#### TASK TO CARRY OUT:
Wherever the string "bude" appears in a line, extract that line.

#### RECORDS FOR PROCESSING:
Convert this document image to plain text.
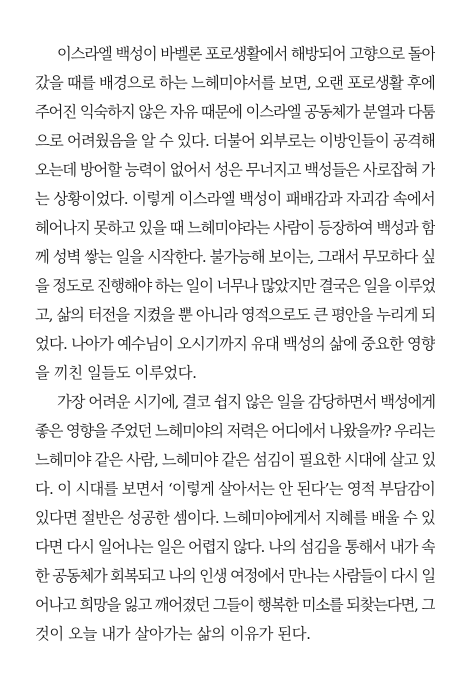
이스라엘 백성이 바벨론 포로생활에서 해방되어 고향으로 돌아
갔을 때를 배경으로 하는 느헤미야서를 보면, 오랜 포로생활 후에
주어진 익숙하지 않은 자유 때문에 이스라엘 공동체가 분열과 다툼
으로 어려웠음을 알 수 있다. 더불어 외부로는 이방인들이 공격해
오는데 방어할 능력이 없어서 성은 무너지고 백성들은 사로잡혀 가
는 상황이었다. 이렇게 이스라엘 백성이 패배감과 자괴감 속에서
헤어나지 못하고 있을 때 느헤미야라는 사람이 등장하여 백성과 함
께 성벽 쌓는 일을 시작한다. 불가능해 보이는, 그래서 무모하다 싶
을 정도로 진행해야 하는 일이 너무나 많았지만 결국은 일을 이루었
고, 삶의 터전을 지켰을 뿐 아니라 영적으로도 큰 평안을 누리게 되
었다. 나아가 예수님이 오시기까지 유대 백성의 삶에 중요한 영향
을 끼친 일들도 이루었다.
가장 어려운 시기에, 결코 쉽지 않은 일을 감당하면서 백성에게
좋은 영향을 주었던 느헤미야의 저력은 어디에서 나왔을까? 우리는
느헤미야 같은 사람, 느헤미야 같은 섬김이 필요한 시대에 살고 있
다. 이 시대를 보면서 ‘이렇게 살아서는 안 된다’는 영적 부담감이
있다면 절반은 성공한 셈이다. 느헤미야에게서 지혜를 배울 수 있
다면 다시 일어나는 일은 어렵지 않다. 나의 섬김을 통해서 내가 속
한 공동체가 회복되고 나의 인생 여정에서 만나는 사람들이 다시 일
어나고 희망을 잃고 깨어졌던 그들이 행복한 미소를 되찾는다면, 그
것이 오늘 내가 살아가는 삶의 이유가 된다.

==

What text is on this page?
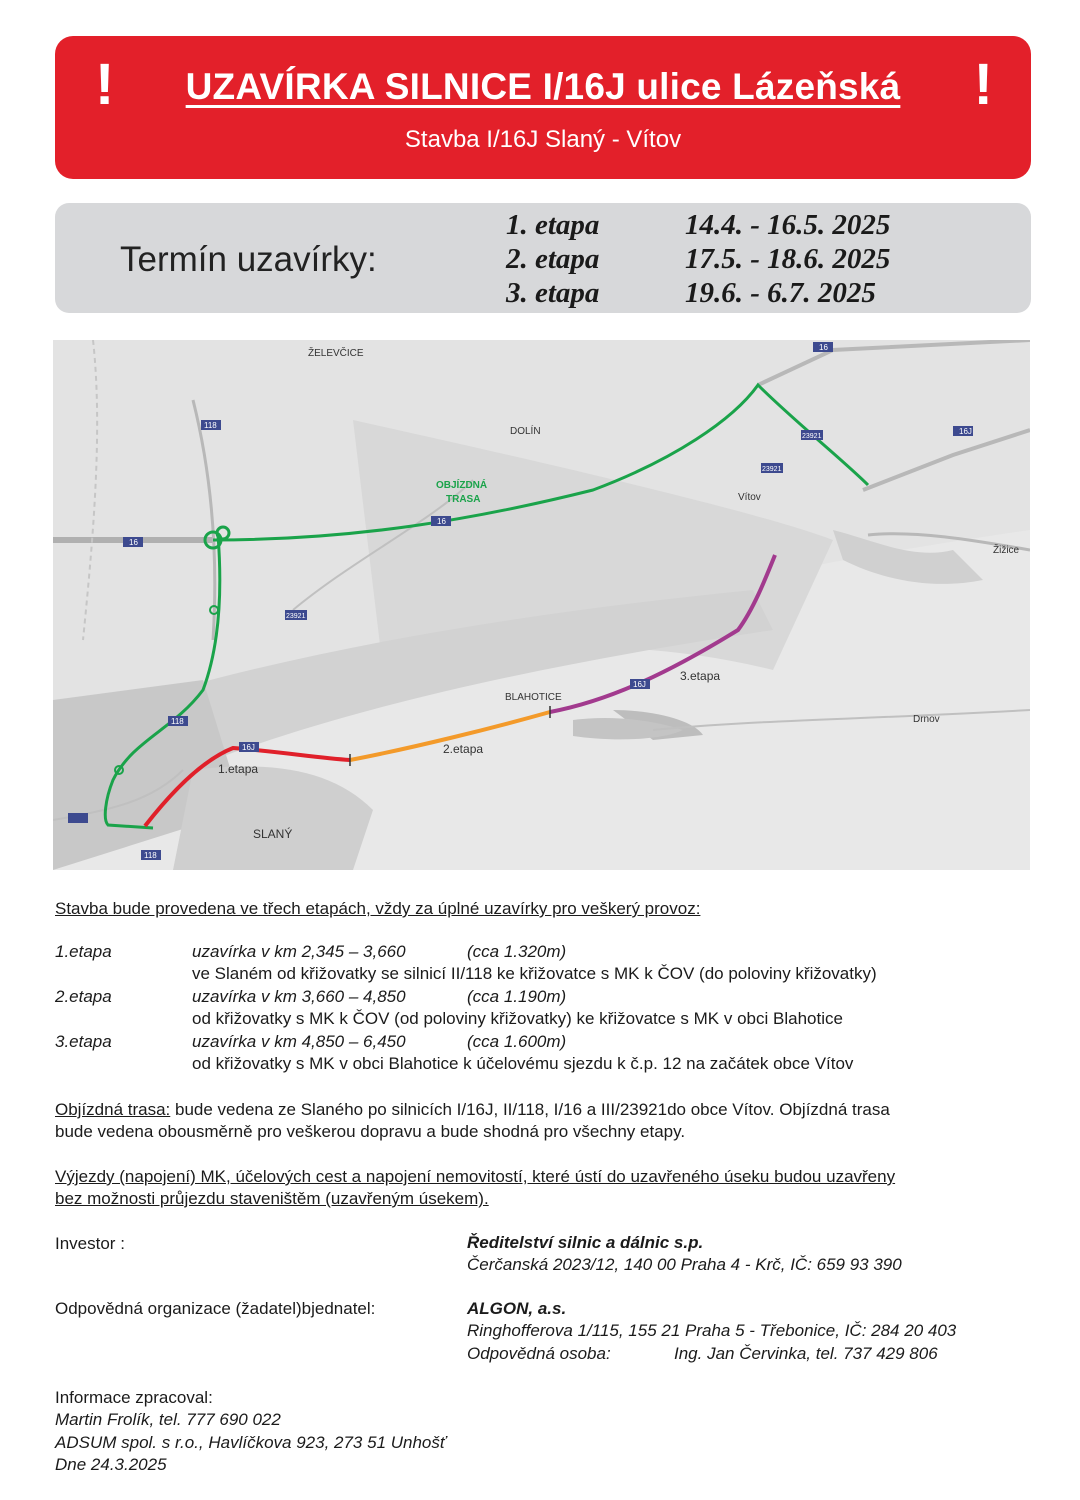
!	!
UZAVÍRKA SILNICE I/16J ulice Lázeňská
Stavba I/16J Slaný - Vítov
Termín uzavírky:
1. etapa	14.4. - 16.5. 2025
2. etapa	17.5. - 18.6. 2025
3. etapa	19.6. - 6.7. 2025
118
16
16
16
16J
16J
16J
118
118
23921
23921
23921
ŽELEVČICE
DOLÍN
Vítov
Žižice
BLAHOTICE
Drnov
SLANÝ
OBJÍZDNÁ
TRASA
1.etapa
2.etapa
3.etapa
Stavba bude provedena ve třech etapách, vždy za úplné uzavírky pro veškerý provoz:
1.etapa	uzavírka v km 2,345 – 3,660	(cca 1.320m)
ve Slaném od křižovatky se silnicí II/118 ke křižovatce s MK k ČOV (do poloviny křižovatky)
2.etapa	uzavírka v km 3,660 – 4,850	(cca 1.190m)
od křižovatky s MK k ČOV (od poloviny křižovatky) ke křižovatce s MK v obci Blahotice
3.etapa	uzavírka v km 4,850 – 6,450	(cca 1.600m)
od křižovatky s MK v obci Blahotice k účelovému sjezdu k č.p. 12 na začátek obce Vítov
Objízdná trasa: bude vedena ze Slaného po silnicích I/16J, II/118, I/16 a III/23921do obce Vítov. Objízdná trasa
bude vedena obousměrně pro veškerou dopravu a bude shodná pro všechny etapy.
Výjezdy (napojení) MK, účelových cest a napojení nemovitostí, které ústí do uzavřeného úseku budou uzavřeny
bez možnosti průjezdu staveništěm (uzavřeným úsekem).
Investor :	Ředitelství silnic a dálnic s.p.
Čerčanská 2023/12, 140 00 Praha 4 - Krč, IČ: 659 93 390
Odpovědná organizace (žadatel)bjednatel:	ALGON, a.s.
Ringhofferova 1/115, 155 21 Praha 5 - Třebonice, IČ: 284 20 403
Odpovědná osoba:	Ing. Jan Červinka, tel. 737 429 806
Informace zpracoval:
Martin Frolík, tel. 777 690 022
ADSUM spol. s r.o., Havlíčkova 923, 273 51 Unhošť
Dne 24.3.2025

#### THE ANSWER:
Stavba bude provedena ve třech etapách, vždy za úplné uzavírky pro veškerý provoz:
Objízdná trasa: bude vedena ze Slaného po silnicích I/16J, II/118, I/16 a III/23921do obce Vítov. Objízdná trasa
bude vedena obousměrně pro veškerou dopravu a bude shodná pro všechny etapy.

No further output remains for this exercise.